# What this task involves
Quote the listing below in its entirety.

# Records to use

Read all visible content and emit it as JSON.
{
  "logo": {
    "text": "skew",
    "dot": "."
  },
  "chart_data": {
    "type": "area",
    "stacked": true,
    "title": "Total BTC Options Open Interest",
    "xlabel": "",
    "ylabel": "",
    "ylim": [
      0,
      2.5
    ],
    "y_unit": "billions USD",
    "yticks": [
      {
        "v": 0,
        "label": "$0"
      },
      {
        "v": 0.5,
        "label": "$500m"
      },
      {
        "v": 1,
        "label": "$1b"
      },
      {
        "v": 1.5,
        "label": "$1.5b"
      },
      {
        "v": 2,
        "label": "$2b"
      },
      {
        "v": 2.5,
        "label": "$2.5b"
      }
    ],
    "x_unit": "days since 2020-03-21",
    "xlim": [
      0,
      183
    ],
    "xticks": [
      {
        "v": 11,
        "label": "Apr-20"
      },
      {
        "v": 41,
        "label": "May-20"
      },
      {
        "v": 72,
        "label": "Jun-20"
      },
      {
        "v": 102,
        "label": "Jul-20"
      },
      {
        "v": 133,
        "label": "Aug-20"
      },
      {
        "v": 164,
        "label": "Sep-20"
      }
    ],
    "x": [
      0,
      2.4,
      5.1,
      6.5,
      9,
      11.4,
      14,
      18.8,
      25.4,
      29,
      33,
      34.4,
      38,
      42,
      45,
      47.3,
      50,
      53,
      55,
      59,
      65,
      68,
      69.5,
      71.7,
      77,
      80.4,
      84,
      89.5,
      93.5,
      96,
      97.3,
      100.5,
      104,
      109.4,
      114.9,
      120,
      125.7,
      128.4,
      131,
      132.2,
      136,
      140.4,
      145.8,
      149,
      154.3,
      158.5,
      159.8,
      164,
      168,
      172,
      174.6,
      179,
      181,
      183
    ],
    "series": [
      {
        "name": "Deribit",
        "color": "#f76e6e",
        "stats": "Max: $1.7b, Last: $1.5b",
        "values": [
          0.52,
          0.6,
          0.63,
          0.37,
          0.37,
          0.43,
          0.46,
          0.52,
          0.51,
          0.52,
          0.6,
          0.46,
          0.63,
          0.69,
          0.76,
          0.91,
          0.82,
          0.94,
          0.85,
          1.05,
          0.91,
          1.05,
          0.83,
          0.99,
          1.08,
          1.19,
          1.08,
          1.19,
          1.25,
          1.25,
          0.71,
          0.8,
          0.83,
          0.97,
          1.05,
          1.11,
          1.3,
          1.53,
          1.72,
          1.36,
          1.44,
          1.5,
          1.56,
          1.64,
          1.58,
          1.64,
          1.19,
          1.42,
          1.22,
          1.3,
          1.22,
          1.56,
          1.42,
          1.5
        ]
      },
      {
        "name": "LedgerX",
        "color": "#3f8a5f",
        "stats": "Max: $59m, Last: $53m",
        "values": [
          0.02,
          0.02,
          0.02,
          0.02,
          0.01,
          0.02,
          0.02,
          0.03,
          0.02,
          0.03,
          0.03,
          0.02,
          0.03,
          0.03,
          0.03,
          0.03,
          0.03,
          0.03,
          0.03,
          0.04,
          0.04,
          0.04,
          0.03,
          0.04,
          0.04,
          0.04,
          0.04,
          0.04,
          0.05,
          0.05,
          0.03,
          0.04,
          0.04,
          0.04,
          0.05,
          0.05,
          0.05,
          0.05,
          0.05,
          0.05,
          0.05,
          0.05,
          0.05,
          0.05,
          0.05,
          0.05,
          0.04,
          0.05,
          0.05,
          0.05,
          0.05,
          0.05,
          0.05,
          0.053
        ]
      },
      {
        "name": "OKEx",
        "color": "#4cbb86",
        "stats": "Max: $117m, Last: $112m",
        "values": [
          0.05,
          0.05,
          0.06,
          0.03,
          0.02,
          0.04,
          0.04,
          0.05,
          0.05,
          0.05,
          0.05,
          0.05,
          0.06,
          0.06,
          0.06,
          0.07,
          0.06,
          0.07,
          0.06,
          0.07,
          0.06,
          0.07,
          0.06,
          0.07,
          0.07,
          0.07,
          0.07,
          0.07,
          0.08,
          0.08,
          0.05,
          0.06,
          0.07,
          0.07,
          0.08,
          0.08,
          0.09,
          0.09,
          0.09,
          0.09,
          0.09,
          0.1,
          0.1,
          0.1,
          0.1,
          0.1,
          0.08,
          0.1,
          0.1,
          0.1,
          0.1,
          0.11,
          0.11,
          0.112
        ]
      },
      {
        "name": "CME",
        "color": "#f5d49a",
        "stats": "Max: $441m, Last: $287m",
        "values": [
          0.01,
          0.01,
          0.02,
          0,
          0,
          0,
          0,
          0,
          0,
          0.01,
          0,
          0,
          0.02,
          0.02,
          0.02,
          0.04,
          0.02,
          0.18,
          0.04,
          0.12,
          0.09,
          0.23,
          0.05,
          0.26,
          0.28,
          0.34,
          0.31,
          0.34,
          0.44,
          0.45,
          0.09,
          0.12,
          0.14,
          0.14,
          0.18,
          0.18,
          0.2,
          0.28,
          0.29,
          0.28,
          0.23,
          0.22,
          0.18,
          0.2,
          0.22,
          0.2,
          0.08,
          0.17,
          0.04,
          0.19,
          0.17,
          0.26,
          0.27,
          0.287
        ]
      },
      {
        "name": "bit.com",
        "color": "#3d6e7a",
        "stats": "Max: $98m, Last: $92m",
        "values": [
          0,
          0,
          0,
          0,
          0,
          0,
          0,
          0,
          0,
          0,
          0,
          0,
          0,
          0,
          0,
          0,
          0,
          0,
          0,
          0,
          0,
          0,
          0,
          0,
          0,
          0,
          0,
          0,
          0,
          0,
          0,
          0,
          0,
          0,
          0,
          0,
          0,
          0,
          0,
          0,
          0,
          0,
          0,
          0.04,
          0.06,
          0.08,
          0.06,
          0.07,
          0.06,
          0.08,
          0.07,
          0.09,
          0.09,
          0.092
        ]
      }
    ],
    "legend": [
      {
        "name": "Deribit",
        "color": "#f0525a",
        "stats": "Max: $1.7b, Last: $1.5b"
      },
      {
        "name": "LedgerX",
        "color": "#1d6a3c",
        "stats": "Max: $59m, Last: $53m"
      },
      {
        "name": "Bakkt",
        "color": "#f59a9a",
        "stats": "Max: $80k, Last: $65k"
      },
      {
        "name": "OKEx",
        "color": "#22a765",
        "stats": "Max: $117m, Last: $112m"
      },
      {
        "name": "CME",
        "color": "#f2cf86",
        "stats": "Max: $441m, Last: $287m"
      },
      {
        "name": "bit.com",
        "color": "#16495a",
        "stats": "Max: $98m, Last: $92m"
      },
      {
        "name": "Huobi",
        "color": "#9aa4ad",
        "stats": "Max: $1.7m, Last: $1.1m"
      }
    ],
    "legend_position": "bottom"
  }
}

# Complete output
Read all visible content and emit it as JSON.
{
  "logo": {
    "text": "skew",
    "dot": "."
  },
  "chart_data": {
    "type": "area",
    "stacked": true,
    "title": "Total BTC Options Open Interest",
    "xlabel": "",
    "ylabel": "",
    "ylim": [
      0,
      2.5
    ],
    "y_unit": "billions USD",
    "yticks": [
      {
        "v": 0,
        "label": "$0"
      },
      {
        "v": 0.5,
        "label": "$500m"
      },
      {
        "v": 1,
        "label": "$1b"
      },
      {
        "v": 1.5,
        "label": "$1.5b"
      },
      {
        "v": 2,
        "label": "$2b"
      },
      {
        "v": 2.5,
        "label": "$2.5b"
      }
    ],
    "x_unit": "days since 2020-03-21",
    "xlim": [
      0,
      183
    ],
    "xticks": [
      {
        "v": 11,
        "label": "Apr-20"
      },
      {
        "v": 41,
        "label": "May-20"
      },
      {
        "v": 72,
        "label": "Jun-20"
      },
      {
        "v": 102,
        "label": "Jul-20"
      },
      {
        "v": 133,
        "label": "Aug-20"
      },
      {
        "v": 164,
        "label": "Sep-20"
      }
    ],
    "x": [
      0,
      2.4,
      5.1,
      6.5,
      9,
      11.4,
      14,
      18.8,
      25.4,
      29,
      33,
      34.4,
      38,
      42,
      45,
      47.3,
      50,
      53,
      55,
      59,
      65,
      68,
      69.5,
      71.7,
      77,
      80.4,
      84,
      89.5,
      93.5,
      96,
      97.3,
      100.5,
      104,
      109.4,
      114.9,
      120,
      125.7,
      128.4,
      131,
      132.2,
      136,
      140.4,
      145.8,
      149,
      154.3,
      158.5,
      159.8,
      164,
      168,
      172,
      174.6,
      179,
      181,
      183
    ],
    "series": [
      {
        "name": "Deribit",
        "color": "#f76e6e",
        "stats": "Max: $1.7b, Last: $1.5b",
        "values": [
          0.52,
          0.6,
          0.63,
          0.37,
          0.37,
          0.43,
          0.46,
          0.52,
          0.51,
          0.52,
          0.6,
          0.46,
          0.63,
          0.69,
          0.76,
          0.91,
          0.82,
          0.94,
          0.85,
          1.05,
          0.91,
          1.05,
          0.83,
          0.99,
          1.08,
          1.19,
          1.08,
          1.19,
          1.25,
          1.25,
          0.71,
          0.8,
          0.83,
          0.97,
          1.05,
          1.11,
          1.3,
          1.53,
          1.72,
          1.36,
          1.44,
          1.5,
          1.56,
          1.64,
          1.58,
          1.64,
          1.19,
          1.42,
          1.22,
          1.3,
          1.22,
          1.56,
          1.42,
          1.5
        ]
      },
      {
        "name": "LedgerX",
        "color": "#3f8a5f",
        "stats": "Max: $59m, Last: $53m",
        "values": [
          0.02,
          0.02,
          0.02,
          0.02,
          0.01,
          0.02,
          0.02,
          0.03,
          0.02,
          0.03,
          0.03,
          0.02,
          0.03,
          0.03,
          0.03,
          0.03,
          0.03,
          0.03,
          0.03,
          0.04,
          0.04,
          0.04,
          0.03,
          0.04,
          0.04,
          0.04,
          0.04,
          0.04,
          0.05,
          0.05,
          0.03,
          0.04,
          0.04,
          0.04,
          0.05,
          0.05,
          0.05,
          0.05,
          0.05,
          0.05,
          0.05,
          0.05,
          0.05,
          0.05,
          0.05,
          0.05,
          0.04,
          0.05,
          0.05,
          0.05,
          0.05,
          0.05,
          0.05,
          0.053
        ]
      },
      {
        "name": "OKEx",
        "color": "#4cbb86",
        "stats": "Max: $117m, Last: $112m",
        "values": [
          0.05,
          0.05,
          0.06,
          0.03,
          0.02,
          0.04,
          0.04,
          0.05,
          0.05,
          0.05,
          0.05,
          0.05,
          0.06,
          0.06,
          0.06,
          0.07,
          0.06,
          0.07,
          0.06,
          0.07,
          0.06,
          0.07,
          0.06,
          0.07,
          0.07,
          0.07,
          0.07,
          0.07,
          0.08,
          0.08,
          0.05,
          0.06,
          0.07,
          0.07,
          0.08,
          0.08,
          0.09,
          0.09,
          0.09,
          0.09,
          0.09,
          0.1,
          0.1,
          0.1,
          0.1,
          0.1,
          0.08,
          0.1,
          0.1,
          0.1,
          0.1,
          0.11,
          0.11,
          0.112
        ]
      },
      {
        "name": "CME",
        "color": "#f5d49a",
        "stats": "Max: $441m, Last: $287m",
        "values": [
          0.01,
          0.01,
          0.02,
          0,
          0,
          0,
          0,
          0,
          0,
          0.01,
          0,
          0,
          0.02,
          0.02,
          0.02,
          0.04,
          0.02,
          0.18,
          0.04,
          0.12,
          0.09,
          0.23,
          0.05,
          0.26,
          0.28,
          0.34,
          0.31,
          0.34,
          0.44,
          0.45,
          0.09,
          0.12,
          0.14,
          0.14,
          0.18,
          0.18,
          0.2,
          0.28,
          0.29,
          0.28,
          0.23,
          0.22,
          0.18,
          0.2,
          0.22,
          0.2,
          0.08,
          0.17,
          0.04,
          0.19,
          0.17,
          0.26,
          0.27,
          0.287
        ]
      },
      {
        "name": "bit.com",
        "color": "#3d6e7a",
        "stats": "Max: $98m, Last: $92m",
        "values": [
          0,
          0,
          0,
          0,
          0,
          0,
          0,
          0,
          0,
          0,
          0,
          0,
          0,
          0,
          0,
          0,
          0,
          0,
          0,
          0,
          0,
          0,
          0,
          0,
          0,
          0,
          0,
          0,
          0,
          0,
          0,
          0,
          0,
          0,
          0,
          0,
          0,
          0,
          0,
          0,
          0,
          0,
          0,
          0.04,
          0.06,
          0.08,
          0.06,
          0.07,
          0.06,
          0.08,
          0.07,
          0.09,
          0.09,
          0.092
        ]
      }
    ],
    "legend": [
      {
        "name": "Deribit",
        "color": "#f0525a",
        "stats": "Max: $1.7b, Last: $1.5b"
      },
      {
        "name": "LedgerX",
        "color": "#1d6a3c",
        "stats": "Max: $59m, Last: $53m"
      },
      {
        "name": "Bakkt",
        "color": "#f59a9a",
        "stats": "Max: $80k, Last: $65k"
      },
      {
        "name": "OKEx",
        "color": "#22a765",
        "stats": "Max: $117m, Last: $112m"
      },
      {
        "name": "CME",
        "color": "#f2cf86",
        "stats": "Max: $441m, Last: $287m"
      },
      {
        "name": "bit.com",
        "color": "#16495a",
        "stats": "Max: $98m, Last: $92m"
      },
      {
        "name": "Huobi",
        "color": "#9aa4ad",
        "stats": "Max: $1.7m, Last: $1.1m"
      }
    ],
    "legend_position": "bottom"
  }
}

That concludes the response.